**EXERCISE REQUIREMENTS:** Quote, word for word, every line starting at the line that contains "What does this" and ending with the last line of the records; include both of these lines and no others.

**MATERIALS PROVIDED:**
::::
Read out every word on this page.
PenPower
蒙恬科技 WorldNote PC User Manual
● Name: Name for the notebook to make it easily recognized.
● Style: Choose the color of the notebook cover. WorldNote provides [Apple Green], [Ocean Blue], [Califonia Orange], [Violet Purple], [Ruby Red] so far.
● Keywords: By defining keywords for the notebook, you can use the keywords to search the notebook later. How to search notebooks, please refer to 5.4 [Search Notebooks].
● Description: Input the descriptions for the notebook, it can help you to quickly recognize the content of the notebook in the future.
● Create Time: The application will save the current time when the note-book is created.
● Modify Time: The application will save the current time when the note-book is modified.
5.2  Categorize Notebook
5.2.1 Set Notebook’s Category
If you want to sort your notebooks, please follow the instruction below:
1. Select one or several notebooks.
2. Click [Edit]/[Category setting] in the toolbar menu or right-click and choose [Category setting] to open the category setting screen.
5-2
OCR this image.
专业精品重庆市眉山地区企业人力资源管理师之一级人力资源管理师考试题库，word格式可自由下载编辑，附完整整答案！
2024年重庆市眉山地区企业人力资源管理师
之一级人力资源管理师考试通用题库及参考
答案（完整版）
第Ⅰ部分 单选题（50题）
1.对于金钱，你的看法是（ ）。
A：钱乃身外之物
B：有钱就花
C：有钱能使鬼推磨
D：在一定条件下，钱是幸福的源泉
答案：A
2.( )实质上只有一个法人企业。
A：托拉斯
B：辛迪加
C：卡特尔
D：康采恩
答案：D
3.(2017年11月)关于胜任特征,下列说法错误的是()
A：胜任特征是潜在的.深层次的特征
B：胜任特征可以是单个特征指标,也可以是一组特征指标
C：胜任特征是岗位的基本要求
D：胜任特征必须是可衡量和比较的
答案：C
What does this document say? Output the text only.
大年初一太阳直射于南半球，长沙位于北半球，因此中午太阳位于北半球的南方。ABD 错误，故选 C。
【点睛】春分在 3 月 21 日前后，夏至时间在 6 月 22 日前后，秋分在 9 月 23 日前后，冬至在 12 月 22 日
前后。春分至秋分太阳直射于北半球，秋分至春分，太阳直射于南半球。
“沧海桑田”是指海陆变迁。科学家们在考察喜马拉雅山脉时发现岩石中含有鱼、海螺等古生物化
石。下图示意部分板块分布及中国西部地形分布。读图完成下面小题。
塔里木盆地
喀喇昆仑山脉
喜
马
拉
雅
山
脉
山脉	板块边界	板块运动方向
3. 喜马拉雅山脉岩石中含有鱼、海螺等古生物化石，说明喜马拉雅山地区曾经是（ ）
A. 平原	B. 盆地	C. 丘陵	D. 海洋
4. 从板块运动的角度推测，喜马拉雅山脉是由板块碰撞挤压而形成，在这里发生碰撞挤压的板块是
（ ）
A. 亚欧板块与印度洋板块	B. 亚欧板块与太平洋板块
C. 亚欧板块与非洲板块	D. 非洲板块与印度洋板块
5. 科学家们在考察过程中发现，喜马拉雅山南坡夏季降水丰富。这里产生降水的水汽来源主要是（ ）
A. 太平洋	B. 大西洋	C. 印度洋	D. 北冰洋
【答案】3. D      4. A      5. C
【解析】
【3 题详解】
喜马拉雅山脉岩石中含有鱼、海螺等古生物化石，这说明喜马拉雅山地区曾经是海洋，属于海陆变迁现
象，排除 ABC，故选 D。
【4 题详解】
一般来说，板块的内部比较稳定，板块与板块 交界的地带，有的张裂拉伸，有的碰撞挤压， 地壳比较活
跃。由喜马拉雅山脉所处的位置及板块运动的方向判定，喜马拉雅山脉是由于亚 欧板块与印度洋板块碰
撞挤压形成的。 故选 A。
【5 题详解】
::::
**RESULT:**
What does this document say? Output the text only.
大年初一太阳直射于南半球，长沙位于北半球，因此中午太阳位于北半球的南方。ABD 错误，故选 C。
【点睛】春分在 3 月 21 日前后，夏至时间在 6 月 22 日前后，秋分在 9 月 23 日前后，冬至在 12 月 22 日
前后。春分至秋分太阳直射于北半球，秋分至春分，太阳直射于南半球。
“沧海桑田”是指海陆变迁。科学家们在考察喜马拉雅山脉时发现岩石中含有鱼、海螺等古生物化
石。下图示意部分板块分布及中国西部地形分布。读图完成下面小题。
塔里木盆地
喀喇昆仑山脉
喜
马
拉
雅
山
脉
山脉	板块边界	板块运动方向
3. 喜马拉雅山脉岩石中含有鱼、海螺等古生物化石，说明喜马拉雅山地区曾经是（ ）
A. 平原	B. 盆地	C. 丘陵	D. 海洋
4. 从板块运动的角度推测，喜马拉雅山脉是由板块碰撞挤压而形成，在这里发生碰撞挤压的板块是
（ ）
A. 亚欧板块与印度洋板块	B. 亚欧板块与太平洋板块
C. 亚欧板块与非洲板块	D. 非洲板块与印度洋板块
5. 科学家们在考察过程中发现，喜马拉雅山南坡夏季降水丰富。这里产生降水的水汽来源主要是（ ）
A. 太平洋	B. 大西洋	C. 印度洋	D. 北冰洋
【答案】3. D      4. A      5. C
【解析】
【3 题详解】
喜马拉雅山脉岩石中含有鱼、海螺等古生物化石，这说明喜马拉雅山地区曾经是海洋，属于海陆变迁现
象，排除 ABC，故选 D。
【4 题详解】
一般来说，板块的内部比较稳定，板块与板块 交界的地带，有的张裂拉伸，有的碰撞挤压， 地壳比较活
跃。由喜马拉雅山脉所处的位置及板块运动的方向判定，喜马拉雅山脉是由于亚 欧板块与印度洋板块碰
撞挤压形成的。 故选 A。
【5 题详解】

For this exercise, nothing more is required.